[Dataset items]
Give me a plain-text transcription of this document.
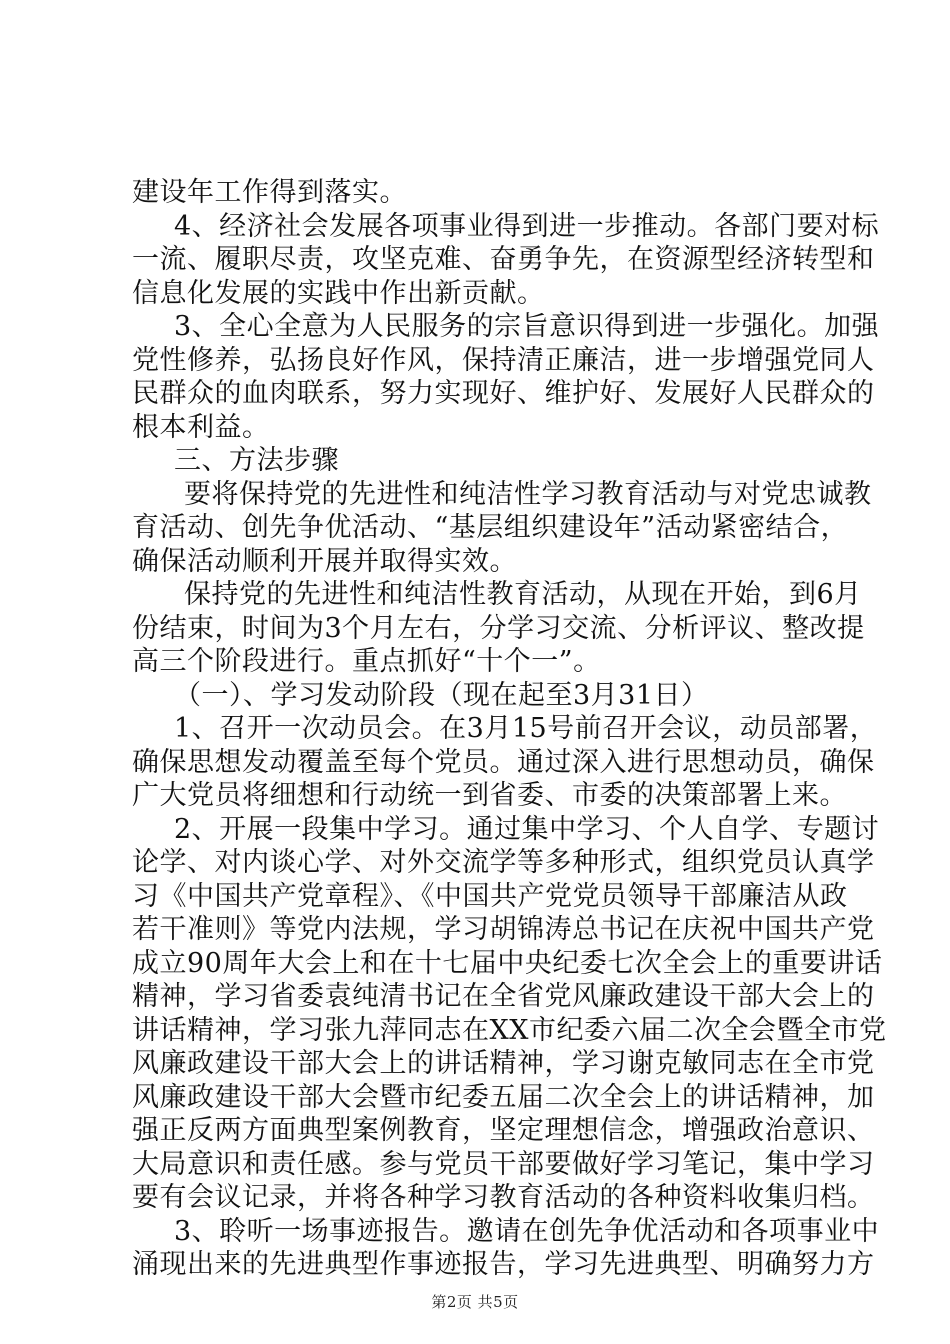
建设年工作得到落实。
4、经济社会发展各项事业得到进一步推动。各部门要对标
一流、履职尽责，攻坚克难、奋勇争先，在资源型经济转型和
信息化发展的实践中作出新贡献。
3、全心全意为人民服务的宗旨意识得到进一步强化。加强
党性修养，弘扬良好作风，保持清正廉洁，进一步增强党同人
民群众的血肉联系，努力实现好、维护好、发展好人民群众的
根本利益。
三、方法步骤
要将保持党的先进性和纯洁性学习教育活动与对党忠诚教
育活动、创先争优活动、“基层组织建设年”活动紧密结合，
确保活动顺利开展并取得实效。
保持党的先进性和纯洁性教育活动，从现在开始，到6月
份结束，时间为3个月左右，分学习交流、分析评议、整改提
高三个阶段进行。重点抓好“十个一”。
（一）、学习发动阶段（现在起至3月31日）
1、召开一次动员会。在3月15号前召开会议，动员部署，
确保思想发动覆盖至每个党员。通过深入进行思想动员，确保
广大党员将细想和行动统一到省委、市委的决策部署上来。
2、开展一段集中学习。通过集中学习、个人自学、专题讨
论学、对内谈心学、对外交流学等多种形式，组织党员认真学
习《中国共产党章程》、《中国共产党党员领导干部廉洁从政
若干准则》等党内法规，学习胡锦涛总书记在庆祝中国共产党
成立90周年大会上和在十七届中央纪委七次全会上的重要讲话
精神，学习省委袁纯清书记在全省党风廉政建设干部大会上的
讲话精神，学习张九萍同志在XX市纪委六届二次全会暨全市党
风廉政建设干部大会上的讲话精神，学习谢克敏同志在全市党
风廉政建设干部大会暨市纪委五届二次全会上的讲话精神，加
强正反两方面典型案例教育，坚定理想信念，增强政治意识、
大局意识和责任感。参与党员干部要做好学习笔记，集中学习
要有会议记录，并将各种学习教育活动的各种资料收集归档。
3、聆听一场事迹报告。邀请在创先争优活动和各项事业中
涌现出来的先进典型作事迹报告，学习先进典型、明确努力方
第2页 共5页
==
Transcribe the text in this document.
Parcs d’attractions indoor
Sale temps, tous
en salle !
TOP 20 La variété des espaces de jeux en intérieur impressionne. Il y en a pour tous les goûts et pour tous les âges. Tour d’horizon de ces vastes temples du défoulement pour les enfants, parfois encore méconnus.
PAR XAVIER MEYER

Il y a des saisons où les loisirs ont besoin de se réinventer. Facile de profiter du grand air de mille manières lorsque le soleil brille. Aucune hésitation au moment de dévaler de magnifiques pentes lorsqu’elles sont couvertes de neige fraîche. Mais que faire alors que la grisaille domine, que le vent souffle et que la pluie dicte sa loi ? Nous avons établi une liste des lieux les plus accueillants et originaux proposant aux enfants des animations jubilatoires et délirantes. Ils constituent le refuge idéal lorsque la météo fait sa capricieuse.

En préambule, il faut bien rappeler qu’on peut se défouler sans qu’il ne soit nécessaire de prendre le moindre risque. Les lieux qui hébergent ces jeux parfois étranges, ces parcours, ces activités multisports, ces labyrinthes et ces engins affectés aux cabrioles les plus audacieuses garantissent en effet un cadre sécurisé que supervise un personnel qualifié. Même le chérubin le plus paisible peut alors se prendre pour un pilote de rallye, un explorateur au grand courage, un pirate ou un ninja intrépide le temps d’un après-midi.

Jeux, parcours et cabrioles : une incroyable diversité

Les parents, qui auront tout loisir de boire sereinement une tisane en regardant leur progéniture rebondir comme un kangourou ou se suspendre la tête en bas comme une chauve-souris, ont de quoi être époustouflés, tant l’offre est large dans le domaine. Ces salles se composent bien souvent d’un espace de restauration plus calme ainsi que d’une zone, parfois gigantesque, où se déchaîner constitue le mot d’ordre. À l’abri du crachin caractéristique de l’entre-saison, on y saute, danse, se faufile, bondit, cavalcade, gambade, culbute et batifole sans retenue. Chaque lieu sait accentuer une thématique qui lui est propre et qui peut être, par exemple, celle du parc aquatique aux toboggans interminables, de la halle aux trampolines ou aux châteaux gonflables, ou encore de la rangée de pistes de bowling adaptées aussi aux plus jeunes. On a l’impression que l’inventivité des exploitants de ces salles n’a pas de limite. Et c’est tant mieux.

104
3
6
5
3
* * *
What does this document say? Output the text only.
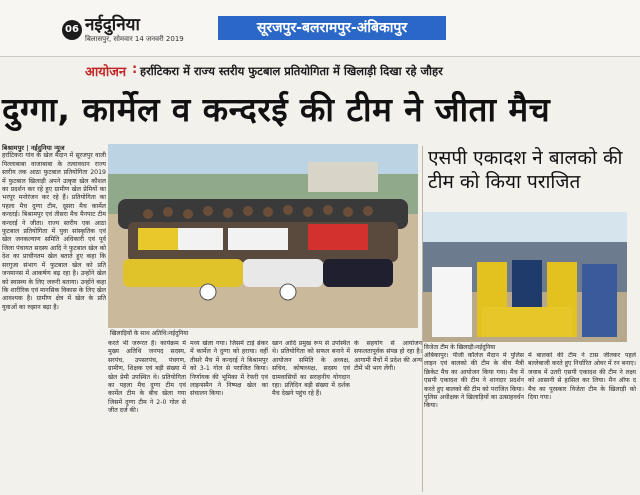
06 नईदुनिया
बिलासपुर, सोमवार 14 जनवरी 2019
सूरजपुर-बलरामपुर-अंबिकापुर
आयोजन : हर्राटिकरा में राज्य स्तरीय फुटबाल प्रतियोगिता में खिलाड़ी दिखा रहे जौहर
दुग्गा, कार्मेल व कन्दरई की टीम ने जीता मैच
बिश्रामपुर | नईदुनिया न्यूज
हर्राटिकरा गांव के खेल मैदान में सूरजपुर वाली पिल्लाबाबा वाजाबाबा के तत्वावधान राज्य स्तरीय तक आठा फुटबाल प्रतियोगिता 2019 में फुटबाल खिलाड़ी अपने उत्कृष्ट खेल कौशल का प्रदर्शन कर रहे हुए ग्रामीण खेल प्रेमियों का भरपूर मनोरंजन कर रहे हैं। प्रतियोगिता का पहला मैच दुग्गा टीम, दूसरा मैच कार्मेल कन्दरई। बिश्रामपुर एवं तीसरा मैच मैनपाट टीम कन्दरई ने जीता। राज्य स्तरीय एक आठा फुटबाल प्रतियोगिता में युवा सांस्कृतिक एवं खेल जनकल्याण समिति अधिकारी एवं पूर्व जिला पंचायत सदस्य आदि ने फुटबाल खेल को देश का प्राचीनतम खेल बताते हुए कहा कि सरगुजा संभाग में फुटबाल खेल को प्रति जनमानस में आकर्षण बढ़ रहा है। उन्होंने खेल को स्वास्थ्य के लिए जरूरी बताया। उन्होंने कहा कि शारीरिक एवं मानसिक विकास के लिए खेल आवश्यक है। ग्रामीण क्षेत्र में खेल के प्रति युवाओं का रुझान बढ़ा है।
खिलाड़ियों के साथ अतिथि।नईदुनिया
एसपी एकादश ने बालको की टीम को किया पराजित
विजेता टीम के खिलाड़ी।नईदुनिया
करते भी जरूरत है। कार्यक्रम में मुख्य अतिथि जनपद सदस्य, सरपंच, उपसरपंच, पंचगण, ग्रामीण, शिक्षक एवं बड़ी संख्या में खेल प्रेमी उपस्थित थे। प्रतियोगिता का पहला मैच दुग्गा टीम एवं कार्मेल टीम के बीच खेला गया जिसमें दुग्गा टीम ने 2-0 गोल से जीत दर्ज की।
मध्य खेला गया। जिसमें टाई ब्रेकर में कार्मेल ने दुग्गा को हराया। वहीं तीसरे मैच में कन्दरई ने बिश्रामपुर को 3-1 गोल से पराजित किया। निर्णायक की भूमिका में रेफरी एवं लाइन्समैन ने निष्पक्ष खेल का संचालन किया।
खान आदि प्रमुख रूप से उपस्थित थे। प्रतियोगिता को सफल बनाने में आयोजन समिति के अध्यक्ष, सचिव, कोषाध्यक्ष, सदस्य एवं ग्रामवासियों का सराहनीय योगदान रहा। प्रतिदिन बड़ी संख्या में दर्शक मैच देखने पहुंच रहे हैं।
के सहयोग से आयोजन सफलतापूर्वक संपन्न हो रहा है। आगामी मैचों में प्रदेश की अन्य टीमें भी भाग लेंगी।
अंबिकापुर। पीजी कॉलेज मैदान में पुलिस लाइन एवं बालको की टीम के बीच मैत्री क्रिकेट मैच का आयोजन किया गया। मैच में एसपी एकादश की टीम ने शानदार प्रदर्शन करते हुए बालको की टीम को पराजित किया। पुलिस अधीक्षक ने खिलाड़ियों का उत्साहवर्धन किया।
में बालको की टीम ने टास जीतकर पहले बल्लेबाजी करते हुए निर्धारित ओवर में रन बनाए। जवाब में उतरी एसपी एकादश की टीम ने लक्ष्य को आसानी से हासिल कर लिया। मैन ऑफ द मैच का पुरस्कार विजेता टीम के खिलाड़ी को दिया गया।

■ Work required
Look through the data above. Find each line with the string "tous" and copy it.

■ Solution below
Sale temps, tous
TOP 20 La variété des espaces de jeux en intérieur impressionne. Il y en a pour tous les goûts et pour tous les âges. Tour d’horizon de ces vastes temples du défoulement pour les enfants, parfois encore méconnus.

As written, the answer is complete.